### AIM
Answer with nothing but the number of lines that include the word "object".

### EXERCISE INPUTS

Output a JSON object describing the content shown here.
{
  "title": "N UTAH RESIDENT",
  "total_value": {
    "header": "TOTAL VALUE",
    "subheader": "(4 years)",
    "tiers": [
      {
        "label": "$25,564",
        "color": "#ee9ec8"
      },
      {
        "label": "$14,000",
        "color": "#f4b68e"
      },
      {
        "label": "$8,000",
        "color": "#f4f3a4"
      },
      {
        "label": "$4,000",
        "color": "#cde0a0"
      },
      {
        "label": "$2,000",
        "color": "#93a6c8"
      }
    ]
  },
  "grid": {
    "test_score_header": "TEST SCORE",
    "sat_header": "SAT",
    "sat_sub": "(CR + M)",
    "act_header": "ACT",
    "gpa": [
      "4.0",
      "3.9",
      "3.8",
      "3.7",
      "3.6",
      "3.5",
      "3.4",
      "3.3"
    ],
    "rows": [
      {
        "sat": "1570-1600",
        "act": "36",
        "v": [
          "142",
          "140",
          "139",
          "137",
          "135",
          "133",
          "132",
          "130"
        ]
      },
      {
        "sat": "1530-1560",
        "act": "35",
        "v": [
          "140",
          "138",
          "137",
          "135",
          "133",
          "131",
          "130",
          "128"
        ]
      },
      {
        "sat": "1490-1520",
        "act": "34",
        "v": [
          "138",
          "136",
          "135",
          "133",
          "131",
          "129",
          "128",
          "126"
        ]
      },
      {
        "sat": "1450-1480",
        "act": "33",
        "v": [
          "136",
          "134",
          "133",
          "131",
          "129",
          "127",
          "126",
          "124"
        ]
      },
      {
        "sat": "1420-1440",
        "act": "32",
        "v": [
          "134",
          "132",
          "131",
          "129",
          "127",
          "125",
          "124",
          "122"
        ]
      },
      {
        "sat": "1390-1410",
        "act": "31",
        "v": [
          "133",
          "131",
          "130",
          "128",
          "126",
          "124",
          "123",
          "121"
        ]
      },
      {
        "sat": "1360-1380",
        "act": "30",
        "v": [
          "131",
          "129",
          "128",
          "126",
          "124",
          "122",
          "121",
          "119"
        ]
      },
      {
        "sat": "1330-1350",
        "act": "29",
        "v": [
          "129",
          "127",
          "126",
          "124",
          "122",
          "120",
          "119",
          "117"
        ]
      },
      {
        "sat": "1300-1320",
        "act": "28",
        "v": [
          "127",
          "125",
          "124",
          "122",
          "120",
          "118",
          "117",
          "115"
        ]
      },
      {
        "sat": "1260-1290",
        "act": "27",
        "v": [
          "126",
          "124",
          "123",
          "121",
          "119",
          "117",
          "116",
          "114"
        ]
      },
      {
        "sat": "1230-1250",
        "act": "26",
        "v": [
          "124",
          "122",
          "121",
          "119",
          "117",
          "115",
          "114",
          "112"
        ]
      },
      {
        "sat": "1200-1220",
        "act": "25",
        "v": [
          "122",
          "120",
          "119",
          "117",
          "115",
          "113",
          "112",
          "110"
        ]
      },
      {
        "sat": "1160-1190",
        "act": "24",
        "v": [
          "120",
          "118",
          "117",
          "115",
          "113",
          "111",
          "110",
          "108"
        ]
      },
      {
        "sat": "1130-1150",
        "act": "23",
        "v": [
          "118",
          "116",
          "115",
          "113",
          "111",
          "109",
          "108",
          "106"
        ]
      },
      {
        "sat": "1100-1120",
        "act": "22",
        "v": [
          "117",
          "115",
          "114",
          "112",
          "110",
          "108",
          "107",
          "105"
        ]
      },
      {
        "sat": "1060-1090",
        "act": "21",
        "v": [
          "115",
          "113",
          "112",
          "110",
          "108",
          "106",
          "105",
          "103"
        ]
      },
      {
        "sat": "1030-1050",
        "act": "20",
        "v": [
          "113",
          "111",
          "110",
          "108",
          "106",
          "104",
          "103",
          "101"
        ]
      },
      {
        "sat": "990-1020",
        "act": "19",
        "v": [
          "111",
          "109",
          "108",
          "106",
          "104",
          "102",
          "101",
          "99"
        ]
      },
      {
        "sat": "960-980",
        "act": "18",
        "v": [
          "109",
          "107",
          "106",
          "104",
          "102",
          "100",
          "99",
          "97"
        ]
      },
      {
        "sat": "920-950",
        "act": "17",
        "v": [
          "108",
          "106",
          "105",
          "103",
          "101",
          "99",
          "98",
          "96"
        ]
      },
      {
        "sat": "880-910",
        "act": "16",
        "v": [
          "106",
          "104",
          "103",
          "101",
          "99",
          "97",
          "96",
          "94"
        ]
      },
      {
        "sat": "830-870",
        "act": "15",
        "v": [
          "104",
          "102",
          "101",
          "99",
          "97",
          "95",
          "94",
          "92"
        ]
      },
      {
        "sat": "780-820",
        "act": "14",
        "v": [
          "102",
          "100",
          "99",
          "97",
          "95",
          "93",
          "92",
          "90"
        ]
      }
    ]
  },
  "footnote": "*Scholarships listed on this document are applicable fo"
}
...
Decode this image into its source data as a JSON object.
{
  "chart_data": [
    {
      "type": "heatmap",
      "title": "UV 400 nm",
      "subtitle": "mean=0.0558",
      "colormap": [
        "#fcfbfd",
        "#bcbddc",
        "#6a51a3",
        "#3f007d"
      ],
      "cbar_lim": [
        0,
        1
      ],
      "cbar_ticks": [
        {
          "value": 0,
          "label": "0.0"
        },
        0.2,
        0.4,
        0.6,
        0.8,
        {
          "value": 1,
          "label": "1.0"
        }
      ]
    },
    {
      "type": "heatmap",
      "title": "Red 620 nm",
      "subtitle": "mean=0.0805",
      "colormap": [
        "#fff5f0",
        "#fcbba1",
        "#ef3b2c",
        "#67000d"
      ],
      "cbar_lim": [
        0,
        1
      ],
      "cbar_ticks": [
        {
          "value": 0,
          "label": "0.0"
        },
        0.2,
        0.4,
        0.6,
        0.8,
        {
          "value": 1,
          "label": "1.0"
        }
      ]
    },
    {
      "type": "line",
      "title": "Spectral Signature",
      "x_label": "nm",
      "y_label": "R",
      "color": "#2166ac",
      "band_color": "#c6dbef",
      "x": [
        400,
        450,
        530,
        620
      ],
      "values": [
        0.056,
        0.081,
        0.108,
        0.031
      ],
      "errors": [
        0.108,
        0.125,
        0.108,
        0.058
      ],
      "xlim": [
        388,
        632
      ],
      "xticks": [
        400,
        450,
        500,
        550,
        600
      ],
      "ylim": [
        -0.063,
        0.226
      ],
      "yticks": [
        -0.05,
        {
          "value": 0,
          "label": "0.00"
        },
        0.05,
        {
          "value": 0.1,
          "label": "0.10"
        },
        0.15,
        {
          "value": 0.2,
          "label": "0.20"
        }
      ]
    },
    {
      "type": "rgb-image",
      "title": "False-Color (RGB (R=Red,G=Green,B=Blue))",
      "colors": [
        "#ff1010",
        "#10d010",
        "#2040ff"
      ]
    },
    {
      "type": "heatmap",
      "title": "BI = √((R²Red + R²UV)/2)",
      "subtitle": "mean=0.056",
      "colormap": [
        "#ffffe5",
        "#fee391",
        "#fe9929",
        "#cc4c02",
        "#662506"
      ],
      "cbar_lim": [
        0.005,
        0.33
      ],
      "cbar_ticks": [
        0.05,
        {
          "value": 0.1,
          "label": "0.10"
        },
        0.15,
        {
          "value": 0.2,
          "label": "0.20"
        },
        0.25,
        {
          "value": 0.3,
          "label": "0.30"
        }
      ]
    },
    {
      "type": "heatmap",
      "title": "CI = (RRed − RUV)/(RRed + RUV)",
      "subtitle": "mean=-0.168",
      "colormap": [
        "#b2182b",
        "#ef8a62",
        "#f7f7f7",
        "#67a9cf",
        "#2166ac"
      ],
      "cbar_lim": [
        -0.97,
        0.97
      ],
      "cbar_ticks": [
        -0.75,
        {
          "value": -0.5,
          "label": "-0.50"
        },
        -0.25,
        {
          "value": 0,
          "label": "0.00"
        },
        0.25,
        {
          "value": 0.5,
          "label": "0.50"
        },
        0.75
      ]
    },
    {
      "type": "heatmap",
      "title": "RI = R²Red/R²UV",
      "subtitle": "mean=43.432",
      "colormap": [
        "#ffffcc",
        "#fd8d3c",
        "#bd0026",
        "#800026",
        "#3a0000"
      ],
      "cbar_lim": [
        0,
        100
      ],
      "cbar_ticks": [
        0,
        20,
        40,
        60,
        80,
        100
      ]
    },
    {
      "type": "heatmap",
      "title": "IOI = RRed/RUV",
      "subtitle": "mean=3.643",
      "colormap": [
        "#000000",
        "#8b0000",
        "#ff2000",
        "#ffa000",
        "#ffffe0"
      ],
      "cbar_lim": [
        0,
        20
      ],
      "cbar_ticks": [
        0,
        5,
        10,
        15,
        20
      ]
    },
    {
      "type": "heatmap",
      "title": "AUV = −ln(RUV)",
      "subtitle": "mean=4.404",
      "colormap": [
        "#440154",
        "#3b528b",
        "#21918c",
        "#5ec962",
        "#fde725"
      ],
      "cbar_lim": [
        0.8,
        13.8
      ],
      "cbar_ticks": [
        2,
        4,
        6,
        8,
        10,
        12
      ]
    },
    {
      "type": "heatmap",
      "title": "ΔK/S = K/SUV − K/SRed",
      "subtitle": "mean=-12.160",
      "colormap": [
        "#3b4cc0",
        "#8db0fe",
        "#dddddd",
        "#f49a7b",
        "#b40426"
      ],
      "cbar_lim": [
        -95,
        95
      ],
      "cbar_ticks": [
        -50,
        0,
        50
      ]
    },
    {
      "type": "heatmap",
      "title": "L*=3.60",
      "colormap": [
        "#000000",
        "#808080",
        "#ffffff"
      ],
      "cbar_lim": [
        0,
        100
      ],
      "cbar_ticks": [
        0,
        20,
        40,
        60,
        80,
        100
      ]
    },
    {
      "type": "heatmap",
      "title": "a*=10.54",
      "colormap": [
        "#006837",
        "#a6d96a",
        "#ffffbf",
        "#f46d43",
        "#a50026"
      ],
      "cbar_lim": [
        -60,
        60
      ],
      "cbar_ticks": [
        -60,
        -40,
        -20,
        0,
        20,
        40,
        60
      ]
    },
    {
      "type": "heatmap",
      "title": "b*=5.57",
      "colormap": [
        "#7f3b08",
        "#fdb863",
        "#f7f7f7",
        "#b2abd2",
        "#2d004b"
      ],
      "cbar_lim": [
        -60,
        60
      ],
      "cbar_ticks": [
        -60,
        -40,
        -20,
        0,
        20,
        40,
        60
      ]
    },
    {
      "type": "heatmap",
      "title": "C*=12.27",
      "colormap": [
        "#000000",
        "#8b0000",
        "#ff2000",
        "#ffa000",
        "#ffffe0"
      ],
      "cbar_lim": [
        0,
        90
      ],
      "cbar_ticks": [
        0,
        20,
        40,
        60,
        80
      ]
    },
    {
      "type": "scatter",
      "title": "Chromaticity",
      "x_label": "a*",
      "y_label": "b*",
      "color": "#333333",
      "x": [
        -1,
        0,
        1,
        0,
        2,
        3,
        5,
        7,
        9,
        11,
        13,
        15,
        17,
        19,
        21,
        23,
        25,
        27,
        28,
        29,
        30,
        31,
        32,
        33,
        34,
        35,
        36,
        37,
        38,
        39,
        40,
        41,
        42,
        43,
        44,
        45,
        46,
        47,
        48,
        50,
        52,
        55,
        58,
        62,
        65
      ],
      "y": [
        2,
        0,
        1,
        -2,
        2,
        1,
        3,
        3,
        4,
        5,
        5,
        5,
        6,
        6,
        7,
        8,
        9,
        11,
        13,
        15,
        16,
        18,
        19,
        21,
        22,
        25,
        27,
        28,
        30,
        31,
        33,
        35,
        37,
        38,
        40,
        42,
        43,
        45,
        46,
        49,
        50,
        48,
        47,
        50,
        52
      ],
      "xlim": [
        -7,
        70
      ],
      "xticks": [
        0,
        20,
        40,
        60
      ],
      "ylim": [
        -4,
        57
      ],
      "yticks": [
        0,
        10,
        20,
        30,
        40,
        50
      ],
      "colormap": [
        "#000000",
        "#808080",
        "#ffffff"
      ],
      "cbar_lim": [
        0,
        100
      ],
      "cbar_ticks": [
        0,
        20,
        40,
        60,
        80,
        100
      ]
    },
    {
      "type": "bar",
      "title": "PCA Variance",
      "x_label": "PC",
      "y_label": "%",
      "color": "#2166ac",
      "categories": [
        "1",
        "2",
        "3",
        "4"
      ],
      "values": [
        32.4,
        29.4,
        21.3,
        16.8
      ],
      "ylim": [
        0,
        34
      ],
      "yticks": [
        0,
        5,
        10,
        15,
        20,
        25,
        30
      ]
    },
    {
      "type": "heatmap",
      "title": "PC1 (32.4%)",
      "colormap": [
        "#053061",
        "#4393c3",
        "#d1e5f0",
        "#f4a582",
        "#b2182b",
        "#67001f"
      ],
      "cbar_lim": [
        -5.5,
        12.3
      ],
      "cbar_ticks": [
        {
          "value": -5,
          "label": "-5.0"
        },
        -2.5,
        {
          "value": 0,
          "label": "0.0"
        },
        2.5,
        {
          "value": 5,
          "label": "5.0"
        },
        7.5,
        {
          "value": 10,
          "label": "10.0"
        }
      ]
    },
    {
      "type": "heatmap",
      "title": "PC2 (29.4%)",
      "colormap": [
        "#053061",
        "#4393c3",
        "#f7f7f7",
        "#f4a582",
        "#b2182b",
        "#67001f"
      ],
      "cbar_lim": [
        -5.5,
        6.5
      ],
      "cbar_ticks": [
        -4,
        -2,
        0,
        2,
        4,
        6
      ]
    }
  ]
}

### REPLY
2